(PROBLEM REQUIREMENTS): Go through the data below and return each line where the string "nmol" occurs.

(Figure collection entries)
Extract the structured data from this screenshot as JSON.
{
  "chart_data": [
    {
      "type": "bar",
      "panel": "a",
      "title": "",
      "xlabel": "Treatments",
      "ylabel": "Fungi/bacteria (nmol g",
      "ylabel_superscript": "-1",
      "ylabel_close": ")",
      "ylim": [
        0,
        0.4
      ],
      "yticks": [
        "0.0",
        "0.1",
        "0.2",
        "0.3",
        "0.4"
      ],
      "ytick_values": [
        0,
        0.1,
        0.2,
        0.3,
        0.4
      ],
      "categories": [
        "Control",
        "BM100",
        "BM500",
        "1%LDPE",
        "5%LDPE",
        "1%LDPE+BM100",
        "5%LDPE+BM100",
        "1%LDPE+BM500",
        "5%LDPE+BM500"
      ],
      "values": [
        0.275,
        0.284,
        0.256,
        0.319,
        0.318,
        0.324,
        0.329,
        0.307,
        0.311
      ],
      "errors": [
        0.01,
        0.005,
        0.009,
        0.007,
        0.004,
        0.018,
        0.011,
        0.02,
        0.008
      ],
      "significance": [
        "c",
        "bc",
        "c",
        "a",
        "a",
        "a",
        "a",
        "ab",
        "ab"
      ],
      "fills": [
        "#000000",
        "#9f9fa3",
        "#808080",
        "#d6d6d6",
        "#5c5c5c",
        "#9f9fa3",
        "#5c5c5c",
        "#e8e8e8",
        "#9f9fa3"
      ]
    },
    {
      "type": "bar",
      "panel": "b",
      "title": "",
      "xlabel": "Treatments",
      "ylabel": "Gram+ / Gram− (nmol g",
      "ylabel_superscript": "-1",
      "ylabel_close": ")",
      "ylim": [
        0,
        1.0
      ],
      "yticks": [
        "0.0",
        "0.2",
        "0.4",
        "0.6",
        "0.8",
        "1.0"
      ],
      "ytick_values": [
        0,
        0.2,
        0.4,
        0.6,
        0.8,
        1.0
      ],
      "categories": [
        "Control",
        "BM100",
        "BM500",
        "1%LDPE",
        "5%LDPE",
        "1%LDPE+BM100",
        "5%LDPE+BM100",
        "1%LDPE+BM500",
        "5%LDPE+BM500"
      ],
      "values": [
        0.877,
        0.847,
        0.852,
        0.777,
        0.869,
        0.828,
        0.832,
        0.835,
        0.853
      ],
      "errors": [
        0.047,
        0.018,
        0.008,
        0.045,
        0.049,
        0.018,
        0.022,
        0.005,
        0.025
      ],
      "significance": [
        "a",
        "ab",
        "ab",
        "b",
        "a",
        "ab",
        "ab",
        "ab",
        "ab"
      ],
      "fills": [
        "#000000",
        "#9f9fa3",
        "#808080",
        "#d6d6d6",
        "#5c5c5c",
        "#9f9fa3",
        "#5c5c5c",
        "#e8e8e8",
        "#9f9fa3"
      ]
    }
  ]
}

(TASK OUTPUT):
      "ylabel": "Fungi/bacteria (nmol g",
      "ylabel": "Gram+ / Gram− (nmol g",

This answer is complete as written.